* _Dataset records_
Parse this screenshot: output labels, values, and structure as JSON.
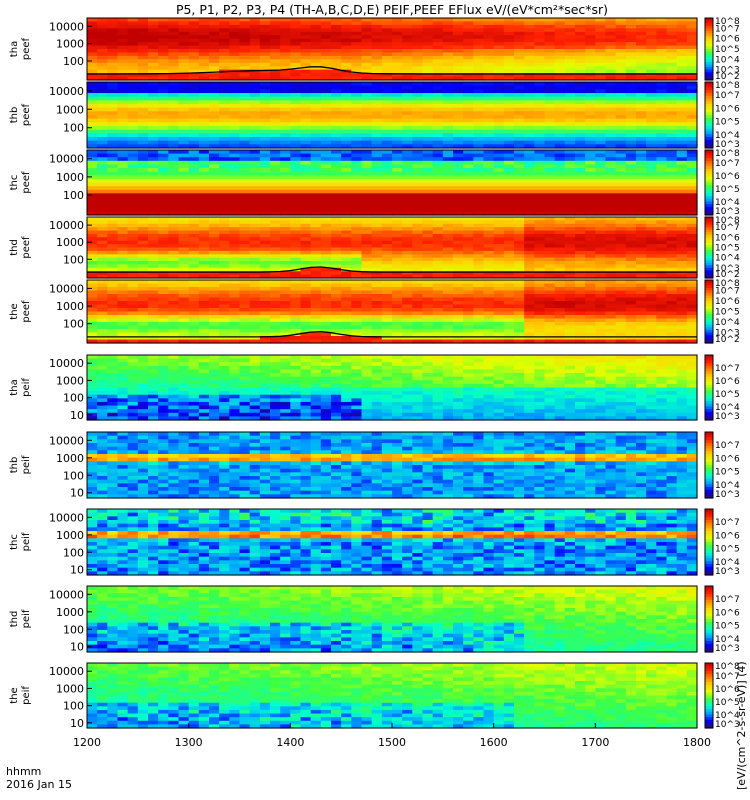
{
  "chart_data": {
    "type": "heatmap",
    "title": "P5, P1, P2, P3, P4 (TH-A,B,C,D,E) PEIF,PEEF EFlux eV/(eV*cm²*sec*sr)",
    "x_axis": {
      "range": [
        1200,
        1800
      ],
      "ticks": [
        "1200",
        "1300",
        "1400",
        "1500",
        "1600",
        "1700",
        "1800"
      ],
      "label_line1": "hhmm",
      "label_line2": "2016 Jan 15"
    },
    "y_scale": "log",
    "colorbar_units_ion": "[eV/(cm^2-s-sr-eV)] (4)",
    "colorbar_units_ion_text": "[eV/(cm^2-s-sr-eV)] (4)",
    "panels": [
      {
        "label_1": "tha",
        "label_2": "peef",
        "species": "electron",
        "ylim": [
          8,
          30000
        ],
        "yticks": [
          "10000",
          "1000",
          "100"
        ],
        "colorbar_range_exp": [
          2,
          8
        ],
        "colorbar_ticks": [
          "10^8",
          "10^7",
          "10^6",
          "10^5",
          "10^4",
          "10^3",
          "10^2"
        ],
        "profile": "elec_a"
      },
      {
        "label_1": "thb",
        "label_2": "peef",
        "species": "electron",
        "ylim": [
          8,
          30000
        ],
        "yticks": [
          "10000",
          "1000",
          "100"
        ],
        "colorbar_range_exp": [
          3,
          8
        ],
        "colorbar_ticks": [
          "10^8",
          "10^7",
          "10^6",
          "10^5",
          "10^4",
          "10^3"
        ],
        "profile": "elec_b"
      },
      {
        "label_1": "thc",
        "label_2": "peef",
        "species": "electron",
        "ylim": [
          8,
          30000
        ],
        "yticks": [
          "10000",
          "1000",
          "100"
        ],
        "colorbar_range_exp": [
          3,
          8
        ],
        "colorbar_ticks": [
          "10^8",
          "10^7",
          "10^6",
          "10^5",
          "10^4",
          "10^3"
        ],
        "profile": "elec_c"
      },
      {
        "label_1": "thd",
        "label_2": "peef",
        "species": "electron",
        "ylim": [
          8,
          30000
        ],
        "yticks": [
          "10000",
          "1000",
          "100"
        ],
        "colorbar_range_exp": [
          2,
          8
        ],
        "colorbar_ticks": [
          "10^8",
          "10^7",
          "10^6",
          "10^5",
          "10^4",
          "10^3",
          "10^2"
        ],
        "profile": "elec_d"
      },
      {
        "label_1": "the",
        "label_2": "peef",
        "species": "electron",
        "ylim": [
          8,
          30000
        ],
        "yticks": [
          "10000",
          "1000",
          "100"
        ],
        "colorbar_range_exp": [
          2,
          8
        ],
        "colorbar_ticks": [
          "10^8",
          "10^7",
          "10^6",
          "10^5",
          "10^4",
          "10^3",
          "10^2"
        ],
        "profile": "elec_e"
      },
      {
        "label_1": "tha",
        "label_2": "peif",
        "species": "ion",
        "ylim": [
          5,
          30000
        ],
        "yticks": [
          "10000",
          "1000",
          "100",
          "10"
        ],
        "colorbar_range_exp": [
          3,
          8
        ],
        "colorbar_ticks": [
          "10^7",
          "10^6",
          "10^5",
          "10^4",
          "10^3"
        ],
        "profile": "ion_a"
      },
      {
        "label_1": "thb",
        "label_2": "peif",
        "species": "ion",
        "ylim": [
          5,
          30000
        ],
        "yticks": [
          "10000",
          "1000",
          "100",
          "10"
        ],
        "colorbar_range_exp": [
          3,
          8
        ],
        "colorbar_ticks": [
          "10^7",
          "10^6",
          "10^5",
          "10^4",
          "10^3"
        ],
        "profile": "ion_b"
      },
      {
        "label_1": "thc",
        "label_2": "peif",
        "species": "ion",
        "ylim": [
          5,
          30000
        ],
        "yticks": [
          "10000",
          "1000",
          "100",
          "10"
        ],
        "colorbar_range_exp": [
          3,
          8
        ],
        "colorbar_ticks": [
          "10^7",
          "10^6",
          "10^5",
          "10^4",
          "10^3"
        ],
        "profile": "ion_c"
      },
      {
        "label_1": "thd",
        "label_2": "peif",
        "species": "ion",
        "ylim": [
          5,
          30000
        ],
        "yticks": [
          "10000",
          "1000",
          "100",
          "10"
        ],
        "colorbar_range_exp": [
          3,
          8
        ],
        "colorbar_ticks": [
          "10^7",
          "10^6",
          "10^5",
          "10^4",
          "10^3"
        ],
        "profile": "ion_d"
      },
      {
        "label_1": "the",
        "label_2": "peif",
        "species": "ion",
        "ylim": [
          5,
          30000
        ],
        "yticks": [
          "10000",
          "1000",
          "100",
          "10"
        ],
        "colorbar_range_exp": [
          3,
          8
        ],
        "colorbar_ticks": [
          "10^8",
          "10^7",
          "10^6",
          "10^5",
          "10^4",
          "10^3"
        ],
        "profile": "ion_e"
      }
    ],
    "spacecraft_potential_line": {
      "color": "#000000",
      "panels": [
        "tha peef",
        "thd peef",
        "the peef"
      ]
    },
    "colormap": [
      "#2a0c6e",
      "#0000ff",
      "#00a0ff",
      "#00ffd0",
      "#40ff40",
      "#e0ff00",
      "#ffd000",
      "#ff8000",
      "#ff2000",
      "#c00000"
    ]
  }
}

* _What this task involves_
Leave out the pictures and give the listing above again exactly.

* _Right answer_
Parse this screenshot: output labels, values, and structure as JSON.
{
  "chart_data": {
    "type": "heatmap",
    "title": "P5, P1, P2, P3, P4 (TH-A,B,C,D,E) PEIF,PEEF EFlux eV/(eV*cm²*sec*sr)",
    "x_axis": {
      "range": [
        1200,
        1800
      ],
      "ticks": [
        "1200",
        "1300",
        "1400",
        "1500",
        "1600",
        "1700",
        "1800"
      ],
      "label_line1": "hhmm",
      "label_line2": "2016 Jan 15"
    },
    "y_scale": "log",
    "colorbar_units_ion": "[eV/(cm^2-s-sr-eV)] (4)",
    "colorbar_units_ion_text": "[eV/(cm^2-s-sr-eV)] (4)",
    "panels": [
      {
        "label_1": "tha",
        "label_2": "peef",
        "species": "electron",
        "ylim": [
          8,
          30000
        ],
        "yticks": [
          "10000",
          "1000",
          "100"
        ],
        "colorbar_range_exp": [
          2,
          8
        ],
        "colorbar_ticks": [
          "10^8",
          "10^7",
          "10^6",
          "10^5",
          "10^4",
          "10^3",
          "10^2"
        ],
        "profile": "elec_a"
      },
      {
        "label_1": "thb",
        "label_2": "peef",
        "species": "electron",
        "ylim": [
          8,
          30000
        ],
        "yticks": [
          "10000",
          "1000",
          "100"
        ],
        "colorbar_range_exp": [
          3,
          8
        ],
        "colorbar_ticks": [
          "10^8",
          "10^7",
          "10^6",
          "10^5",
          "10^4",
          "10^3"
        ],
        "profile": "elec_b"
      },
      {
        "label_1": "thc",
        "label_2": "peef",
        "species": "electron",
        "ylim": [
          8,
          30000
        ],
        "yticks": [
          "10000",
          "1000",
          "100"
        ],
        "colorbar_range_exp": [
          3,
          8
        ],
        "colorbar_ticks": [
          "10^8",
          "10^7",
          "10^6",
          "10^5",
          "10^4",
          "10^3"
        ],
        "profile": "elec_c"
      },
      {
        "label_1": "thd",
        "label_2": "peef",
        "species": "electron",
        "ylim": [
          8,
          30000
        ],
        "yticks": [
          "10000",
          "1000",
          "100"
        ],
        "colorbar_range_exp": [
          2,
          8
        ],
        "colorbar_ticks": [
          "10^8",
          "10^7",
          "10^6",
          "10^5",
          "10^4",
          "10^3",
          "10^2"
        ],
        "profile": "elec_d"
      },
      {
        "label_1": "the",
        "label_2": "peef",
        "species": "electron",
        "ylim": [
          8,
          30000
        ],
        "yticks": [
          "10000",
          "1000",
          "100"
        ],
        "colorbar_range_exp": [
          2,
          8
        ],
        "colorbar_ticks": [
          "10^8",
          "10^7",
          "10^6",
          "10^5",
          "10^4",
          "10^3",
          "10^2"
        ],
        "profile": "elec_e"
      },
      {
        "label_1": "tha",
        "label_2": "peif",
        "species": "ion",
        "ylim": [
          5,
          30000
        ],
        "yticks": [
          "10000",
          "1000",
          "100",
          "10"
        ],
        "colorbar_range_exp": [
          3,
          8
        ],
        "colorbar_ticks": [
          "10^7",
          "10^6",
          "10^5",
          "10^4",
          "10^3"
        ],
        "profile": "ion_a"
      },
      {
        "label_1": "thb",
        "label_2": "peif",
        "species": "ion",
        "ylim": [
          5,
          30000
        ],
        "yticks": [
          "10000",
          "1000",
          "100",
          "10"
        ],
        "colorbar_range_exp": [
          3,
          8
        ],
        "colorbar_ticks": [
          "10^7",
          "10^6",
          "10^5",
          "10^4",
          "10^3"
        ],
        "profile": "ion_b"
      },
      {
        "label_1": "thc",
        "label_2": "peif",
        "species": "ion",
        "ylim": [
          5,
          30000
        ],
        "yticks": [
          "10000",
          "1000",
          "100",
          "10"
        ],
        "colorbar_range_exp": [
          3,
          8
        ],
        "colorbar_ticks": [
          "10^7",
          "10^6",
          "10^5",
          "10^4",
          "10^3"
        ],
        "profile": "ion_c"
      },
      {
        "label_1": "thd",
        "label_2": "peif",
        "species": "ion",
        "ylim": [
          5,
          30000
        ],
        "yticks": [
          "10000",
          "1000",
          "100",
          "10"
        ],
        "colorbar_range_exp": [
          3,
          8
        ],
        "colorbar_ticks": [
          "10^7",
          "10^6",
          "10^5",
          "10^4",
          "10^3"
        ],
        "profile": "ion_d"
      },
      {
        "label_1": "the",
        "label_2": "peif",
        "species": "ion",
        "ylim": [
          5,
          30000
        ],
        "yticks": [
          "10000",
          "1000",
          "100",
          "10"
        ],
        "colorbar_range_exp": [
          3,
          8
        ],
        "colorbar_ticks": [
          "10^8",
          "10^7",
          "10^6",
          "10^5",
          "10^4",
          "10^3"
        ],
        "profile": "ion_e"
      }
    ],
    "spacecraft_potential_line": {
      "color": "#000000",
      "panels": [
        "tha peef",
        "thd peef",
        "the peef"
      ]
    },
    "colormap": [
      "#2a0c6e",
      "#0000ff",
      "#00a0ff",
      "#00ffd0",
      "#40ff40",
      "#e0ff00",
      "#ffd000",
      "#ff8000",
      "#ff2000",
      "#c00000"
    ]
  }
}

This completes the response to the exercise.